## [WHAT THE TASK ASKS]
Skip the pictures. Reproduce all other material exactly.

## [MATERIAL FOR THE TASK]

..............................

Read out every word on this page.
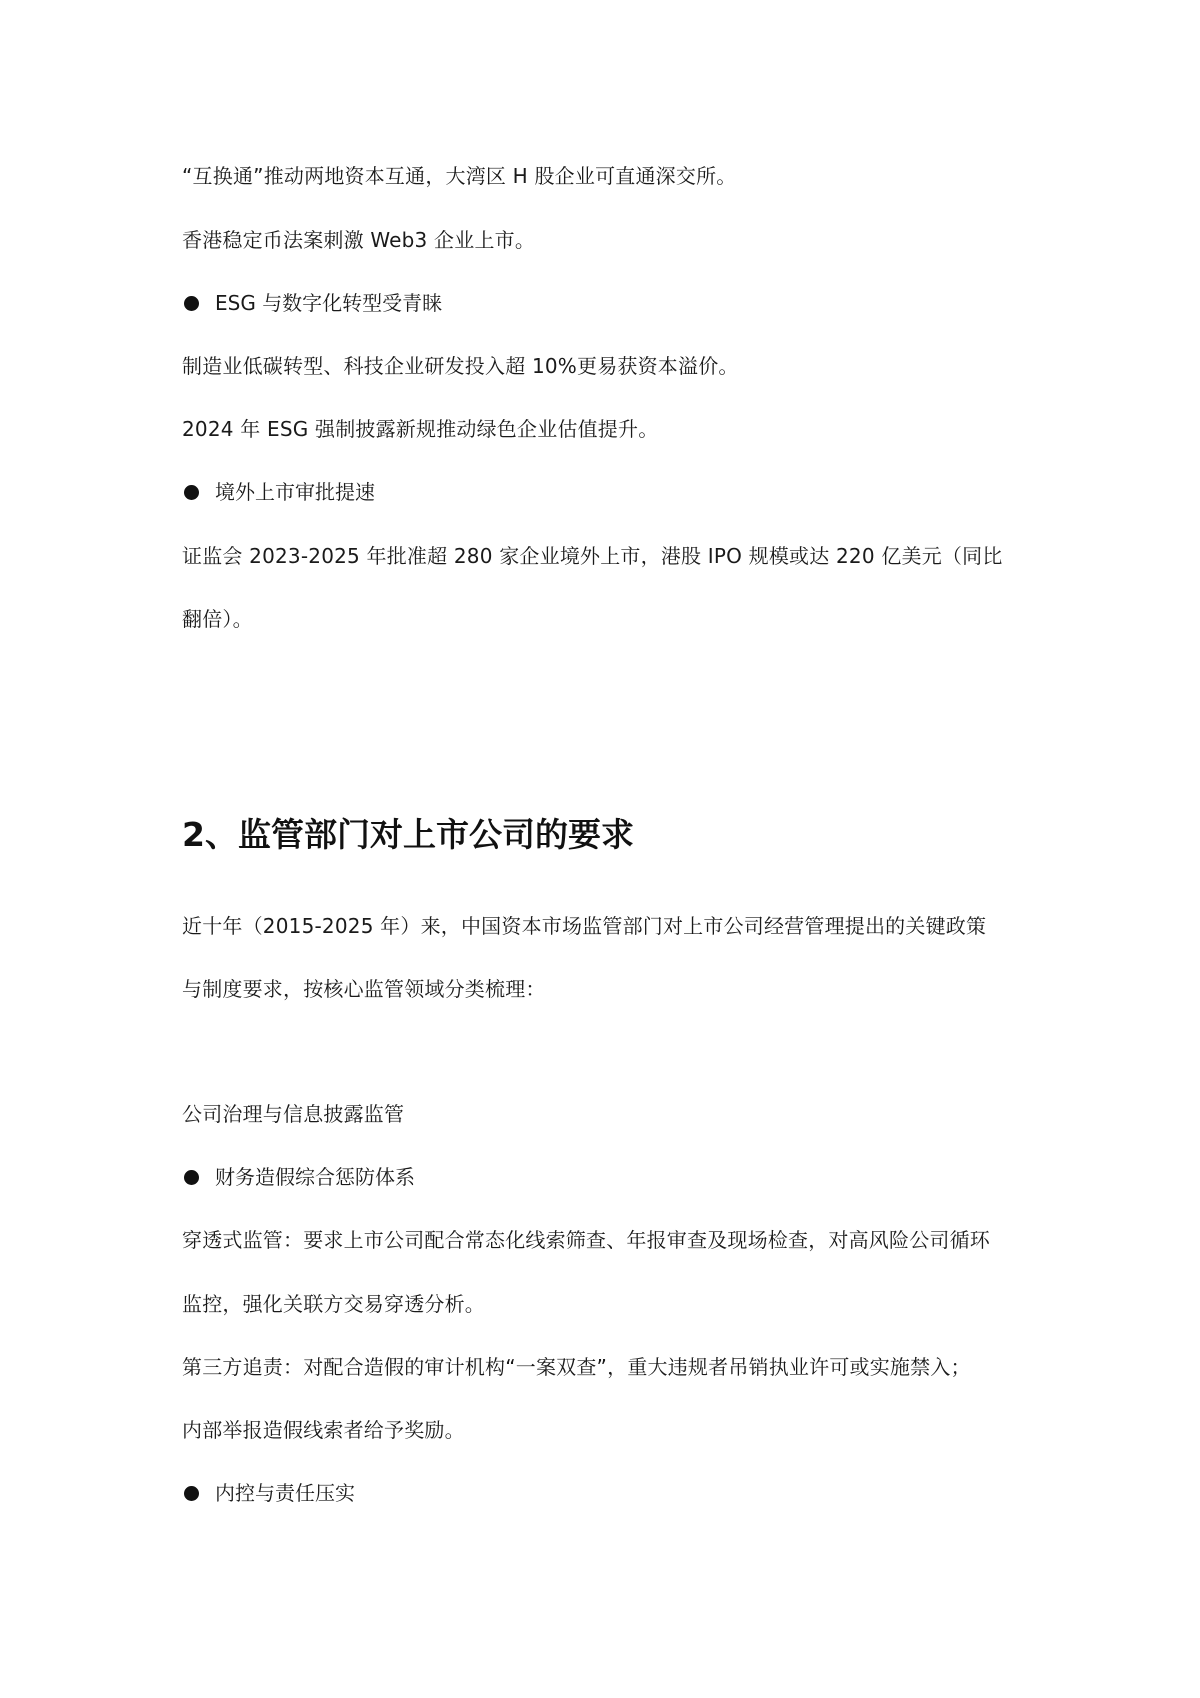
“互换通”推动两地资本互通，大湾区 H 股企业可直通深交所。
香港稳定币法案刺激 Web3 企业上市。
ESG 与数字化转型受青睐
制造业低碳转型、科技企业研发投入超 10%更易获资本溢价。
2024 年 ESG 强制披露新规推动绿色企业估值提升。
境外上市审批提速
证监会 2023-2025 年批准超 280 家企业境外上市，港股 IPO 规模或达 220 亿美元（同比
翻倍）。
2、监管部门对上市公司的要求
近十年（2015-2025 年）来，中国资本市场监管部门对上市公司经营管理提出的关键政策
与制度要求，按核心监管领域分类梳理：
公司治理与信息披露监管
财务造假综合惩防体系
穿透式监管：要求上市公司配合常态化线索筛查、年报审查及现场检查，对高风险公司循环
监控，强化关联方交易穿透分析。
第三方追责：对配合造假的审计机构“一案双查”，重大违规者吊销执业许可或实施禁入；
内部举报造假线索者给予奖励。
内控与责任压实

..............................

## [CORRECT RESULT]
Read out every word on this page.
“互换通”推动两地资本互通，大湾区 H 股企业可直通深交所。
香港稳定币法案刺激 Web3 企业上市。
ESG 与数字化转型受青睐
制造业低碳转型、科技企业研发投入超 10%更易获资本溢价。
2024 年 ESG 强制披露新规推动绿色企业估值提升。
境外上市审批提速
证监会 2023-2025 年批准超 280 家企业境外上市，港股 IPO 规模或达 220 亿美元（同比
翻倍）。
2、监管部门对上市公司的要求
近十年（2015-2025 年）来，中国资本市场监管部门对上市公司经营管理提出的关键政策
与制度要求，按核心监管领域分类梳理：
公司治理与信息披露监管
财务造假综合惩防体系
穿透式监管：要求上市公司配合常态化线索筛查、年报审查及现场检查，对高风险公司循环
监控，强化关联方交易穿透分析。
第三方追责：对配合造假的审计机构“一案双查”，重大违规者吊销执业许可或实施禁入；
内部举报造假线索者给予奖励。
内控与责任压实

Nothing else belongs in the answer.